======== Exercise inputs ========
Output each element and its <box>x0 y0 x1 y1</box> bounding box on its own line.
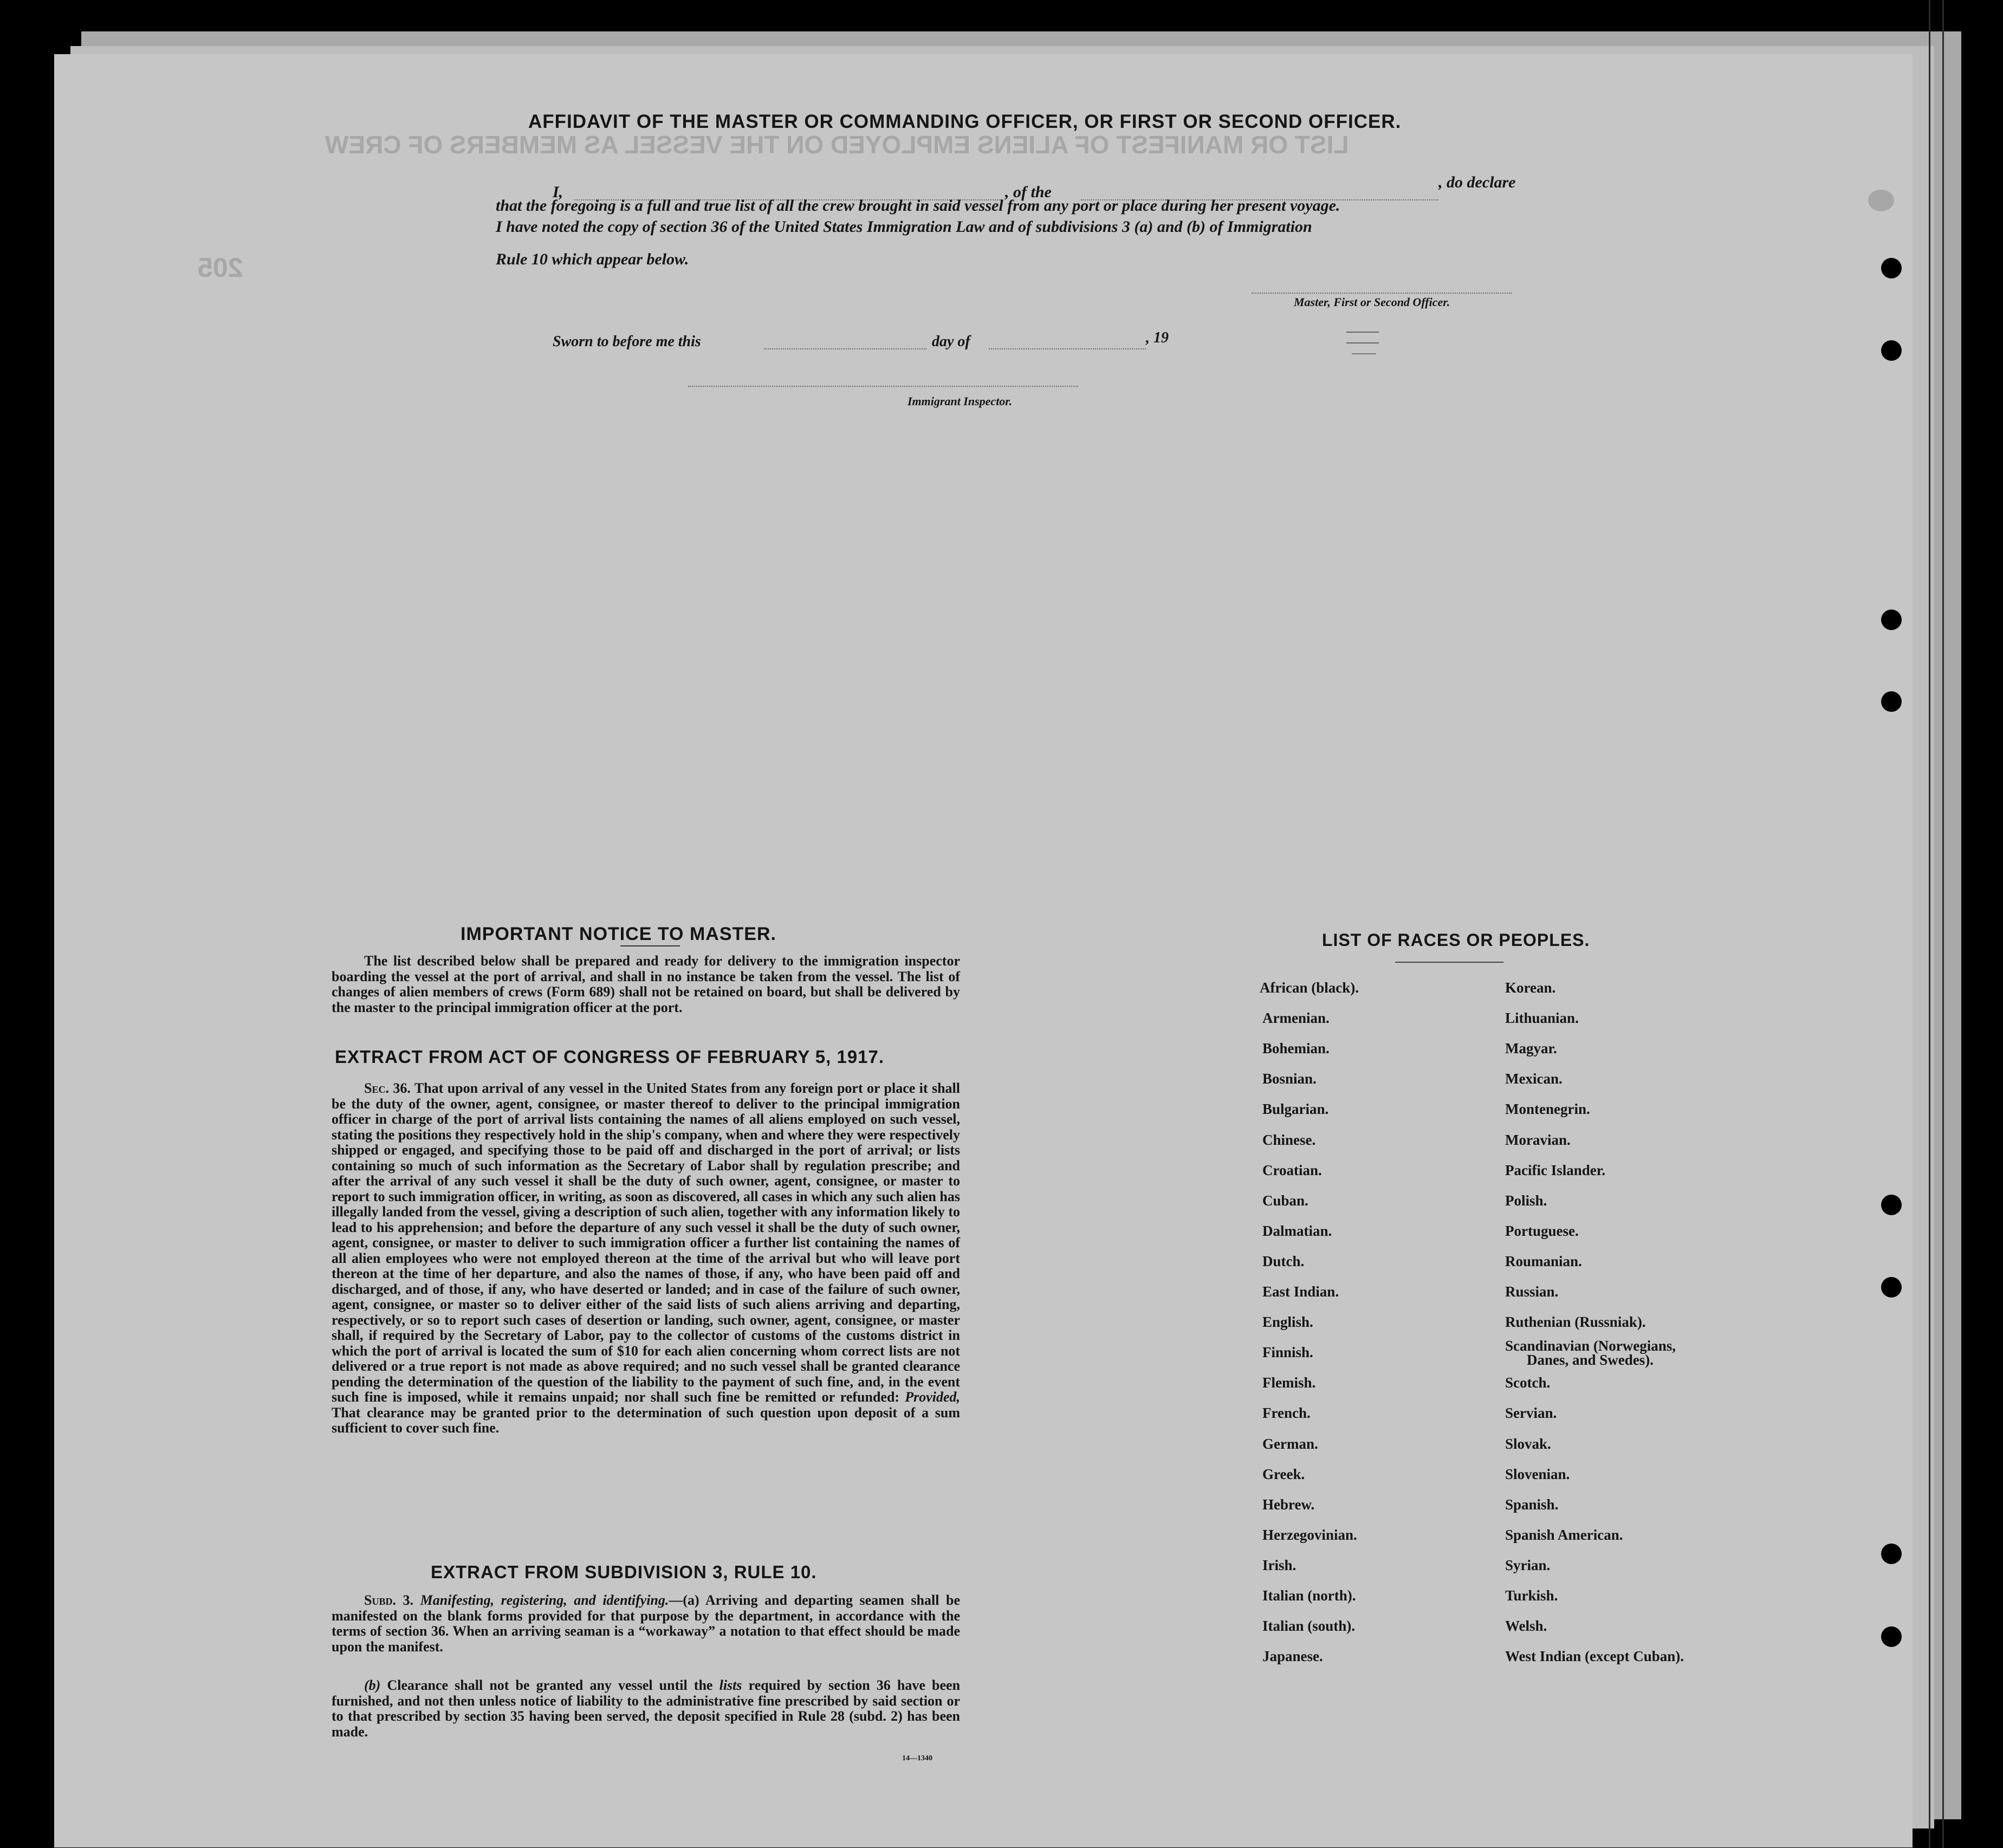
race-item: Dutch. <box>1262 1253 1305 1269</box>
declaration-do-declare: , do declare <box>1438 173 1516 191</box>
title-underline <box>620 945 680 946</box>
declaration-line-2: that the foregoing is a full and true list of all the crew brought in said vessel from any port or place during her present voyage. <box>496 197 1340 215</box>
para-a-open: —(a) <box>669 1592 699 1608</box>
page-number-mirrored: 205 <box>198 252 243 283</box>
section-label: Sec. 36. <box>364 1080 411 1096</box>
race-item: Bulgarian. <box>1262 1101 1329 1118</box>
races-title: LIST OF RACES OR PEOPLES. <box>1322 930 1590 950</box>
race-item: English. <box>1262 1314 1313 1331</box>
race-item: Turkish. <box>1505 1587 1558 1604</box>
seal-mark <box>1346 342 1379 343</box>
race-item: Moravian. <box>1505 1131 1571 1148</box>
race-item: Roumanian. <box>1505 1253 1582 1269</box>
master-signature-line <box>1252 293 1512 294</box>
race-item: Pacific Islander. <box>1505 1162 1605 1178</box>
punch-hole <box>1881 691 1902 712</box>
race-item: French. <box>1262 1405 1311 1422</box>
section-36-body <box>332 1081 960 1436</box>
race-item: Slovenian. <box>1505 1466 1570 1482</box>
subdivision-a <box>332 1593 960 1655</box>
notice-title: IMPORTANT NOTICE TO MASTER. <box>461 924 776 944</box>
race-item: Spanish American. <box>1505 1526 1623 1543</box>
section-36-end: That clearance may be granted prior to the determination of such question upon deposit of a sum sufficient to cover such fine. <box>332 1404 960 1436</box>
page-edge-line <box>1929 0 1930 1848</box>
bleed-through-text: LIST OR MANIFEST OF ALIENS EMPLOYED ON THE VESSEL AS MEMBERS OF CREW <box>325 131 1349 159</box>
para-b-start: Clearance shall not be granted any vessel until the <box>387 1677 713 1693</box>
race-item: Bosnian. <box>1262 1071 1317 1087</box>
stain-mark <box>1868 190 1894 211</box>
subdivision-b <box>332 1678 960 1740</box>
race-item: Portuguese. <box>1505 1222 1579 1239</box>
race-item: Greek. <box>1262 1466 1305 1482</box>
notice-body <box>332 954 960 1015</box>
race-item: Korean. <box>1505 980 1556 996</box>
punch-hole <box>1881 340 1902 361</box>
inspector-caption: Immigrant Inspector. <box>907 394 1013 408</box>
race-item: Finnish. <box>1262 1344 1313 1361</box>
inspector-signature-line <box>688 386 1078 387</box>
page-edge-line-2 <box>1942 0 1944 1848</box>
punch-hole <box>1881 609 1902 630</box>
subd-heading: Manifesting, registering, and identifying. <box>420 1592 669 1608</box>
punch-hole <box>1881 1277 1902 1298</box>
master-signature-caption: Master, First or Second Officer. <box>1294 295 1450 309</box>
para-b-text: required by section 36 have been furnished, and not then unless notice of liability to the administrative fine prescribed by said section or to that prescribed by section 35 having been served, the deposit specified in Rule 28 (subd. 2) has been made. <box>332 1677 961 1740</box>
race-item: East Indian. <box>1262 1283 1339 1300</box>
race-item: Russian. <box>1505 1283 1559 1300</box>
race-item: Slovak. <box>1505 1435 1551 1452</box>
race-item: Italian (south). <box>1262 1618 1356 1635</box>
declaration-of-the: , of the <box>1005 183 1052 201</box>
race-item: Lithuanian. <box>1505 1010 1579 1027</box>
race-item: Spanish. <box>1505 1496 1559 1513</box>
race-item: Italian (north). <box>1262 1587 1356 1604</box>
para-a-text: Arriving and departing seamen shall be manifested on the blank forms provided for that purpose by the department, in accordance with the terms of section 36. When an arriving seaman is a “workaway” a notation to that effect should be made upon the manifest. <box>332 1592 960 1655</box>
notice-text: The list described below shall be prepared and ready for delivery to the immigration inspector boarding the vessel at the port of arrival, and shall in no instance be taken from the vessel. The list of changes of alien members of crews (Form 689) shall not be retained on board, but shall be delivered by the master to the principal immigration officer at the port. <box>332 953 960 1015</box>
race-item: Syrian. <box>1505 1557 1551 1573</box>
race-item: German. <box>1262 1435 1318 1452</box>
race-item: Chinese. <box>1262 1131 1316 1148</box>
race-item: Hebrew. <box>1262 1496 1315 1513</box>
para-b-label: (b) <box>364 1677 381 1693</box>
races-title-underline <box>1395 962 1503 963</box>
race-item: Japanese. <box>1262 1648 1323 1665</box>
punch-hole <box>1881 258 1902 278</box>
race-item: Irish. <box>1262 1557 1297 1573</box>
month-blank-line <box>989 348 1146 349</box>
punch-hole <box>1881 1626 1902 1647</box>
affidavit-title: AFFIDAVIT OF THE MASTER OR COMMANDING OFFICER, OR FIRST OR SECOND OFFICER. <box>528 111 1402 132</box>
race-item: Montenegrin. <box>1505 1101 1590 1118</box>
declaration-i: I, <box>553 183 563 201</box>
race-item: Magyar. <box>1505 1040 1557 1057</box>
race-item: Welsh. <box>1505 1618 1547 1635</box>
section-36-text: That upon arrival of any vessel in the United States from any foreign port or place it shall be the duty of the owner, agent, consignee, or master thereof to deliver to the principal immigration officer in charge of the port of arrival lists containing the names of all aliens employed on such vessel, stating the positions they respectively hold in the ship's company, when and where they were respectively shipped or engaged, and specifying those to be paid off and discharged in the port of arrival; or lists containing so much of such information as the Secretary of Labor shall by regulation prescribe; and after the arrival of any such vessel it shall be the duty of such owner, agent, consignee, or master to report to such immigration officer, in writing, as soon as discovered, all cases in which any such alien has illegally landed from the vessel, giving a description of such alien, together with any information likely to lead to his apprehension; and before the departure of any such vessel it shall be the duty of such owner, agent, consignee, or master to deliver to such immigration officer a further list containing the names of all alien employees who were not employed thereon at the time of the arrival but who will leave port thereon at the time of her departure, and also the names of those, if any, who have been paid off and discharged, and of those, if any, who have deserted or landed; and in case of the failure of such owner, agent, consignee, or master so to deliver either of the said lists of such aliens arriving and departing, respectively, or so to report such cases of desertion or landing, such owner, agent, consignee, or master shall, if required by the Secretary of Labor, pay to the collector of customs of the customs district in which the port of arrival is located the sum of $10 for each alien concerning whom correct lists are not delivered or a true report is not made as above required; and no such vessel shall be granted clearance pending the determination of the question of the liability to the payment of such fine, and, in the event such fine is imposed, while it remains unpaid; nor shall such fine be remitted or refunded: <box>332 1080 961 1405</box>
provided-word: Provided, <box>905 1389 960 1405</box>
day-of-text: day of <box>932 333 970 350</box>
form-number: 14—1340 <box>902 1754 932 1762</box>
race-item: Scotch. <box>1505 1374 1551 1391</box>
declaration-line-4: Rule 10 which appear below. <box>496 250 689 268</box>
race-item: Cuban. <box>1262 1192 1308 1209</box>
race-item: Servian. <box>1505 1405 1557 1422</box>
race-item: Mexican. <box>1505 1071 1563 1087</box>
sworn-day-blank <box>764 348 926 349</box>
sworn-text: Sworn to before me this <box>553 333 701 350</box>
race-item: Scandinavian (Norwegians, <box>1505 1338 1676 1354</box>
seal-mark <box>1346 332 1379 333</box>
para-b-lists: lists <box>719 1677 742 1693</box>
punch-hole <box>1881 1544 1902 1564</box>
extract-act-title: EXTRACT FROM ACT OF CONGRESS OF FEBRUARY 5, 1917. <box>335 1047 885 1067</box>
race-item: Polish. <box>1505 1192 1547 1209</box>
race-item-continued: Danes, and Swedes). <box>1527 1352 1654 1369</box>
punch-hole <box>1881 1195 1902 1215</box>
document-page <box>54 54 1913 1847</box>
race-item: Armenian. <box>1262 1010 1330 1027</box>
race-item: Croatian. <box>1262 1162 1322 1178</box>
race-item: Herzegovinian. <box>1262 1526 1357 1543</box>
subd-label: Subd. 3. <box>364 1592 414 1608</box>
extract-rule-title: EXTRACT FROM SUBDIVISION 3, RULE 10. <box>431 1562 817 1582</box>
race-item: Ruthenian (Russniak). <box>1505 1314 1646 1331</box>
race-item: Flemish. <box>1262 1374 1316 1391</box>
seal-mark <box>1352 353 1376 354</box>
year-prefix: , 19 <box>1146 329 1169 346</box>
race-item: African (black). <box>1260 980 1359 996</box>
race-item: Bohemian. <box>1262 1040 1330 1057</box>
declaration-line-3: I have noted the copy of section 36 of the United States Immigration Law and of subdivisions 3 (a) and (b) of Immigration <box>496 218 1312 236</box>
race-item: West Indian (except Cuban). <box>1505 1648 1684 1665</box>
race-item: Dalmatian. <box>1262 1222 1332 1239</box>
========
Please repeat the records above, copying the stretch from the line containing "race-item: Dutch. <box>1262" through the line containing "race-item: Portuguese. <box>1505", both included.

Reply -
race-item: Dutch. <box>1262 1253 1305 1269</box>
declaration-do-declare: , do declare <box>1438 173 1516 191</box>
title-underline <box>620 945 680 946</box>
declaration-line-2: that the foregoing is a full and true list of all the crew brought in said vessel from any port or place during her present voyage. <box>496 197 1340 215</box>
para-a-open: —(a) <box>669 1592 699 1608</box>
page-number-mirrored: 205 <box>198 252 243 283</box>
section-label: Sec. 36. <box>364 1080 411 1096</box>
race-item: Bulgarian. <box>1262 1101 1329 1118</box>
races-title: LIST OF RACES OR PEOPLES. <box>1322 930 1590 950</box>
race-item: English. <box>1262 1314 1313 1331</box>
race-item: Turkish. <box>1505 1587 1558 1604</box>
seal-mark <box>1346 342 1379 343</box>
race-item: Moravian. <box>1505 1131 1571 1148</box>
race-item: Roumanian. <box>1505 1253 1582 1269</box>
master-signature-line <box>1252 293 1512 294</box>
race-item: Pacific Islander. <box>1505 1162 1605 1178</box>
punch-hole <box>1881 691 1902 712</box>
race-item: French. <box>1262 1405 1311 1422</box>
section-36-body <box>332 1081 960 1436</box>
race-item: Slovenian. <box>1505 1466 1570 1482</box>
subdivision-a <box>332 1593 960 1655</box>
notice-title: IMPORTANT NOTICE TO MASTER. <box>461 924 776 944</box>
race-item: Spanish American. <box>1505 1526 1623 1543</box>
section-36-end: That clearance may be granted prior to the determination of such question upon deposit of a sum sufficient to cover such fine. <box>332 1404 960 1436</box>
page-edge-line <box>1929 0 1930 1848</box>
bleed-through-text: LIST OR MANIFEST OF ALIENS EMPLOYED ON THE VESSEL AS MEMBERS OF CREW <box>325 131 1349 159</box>
para-b-start: Clearance shall not be granted any vessel until the <box>387 1677 713 1693</box>
race-item: Bosnian. <box>1262 1071 1317 1087</box>
stain-mark <box>1868 190 1894 211</box>
subdivision-b <box>332 1678 960 1740</box>
race-item: Portuguese. <box>1505 1222 1579 1239</box>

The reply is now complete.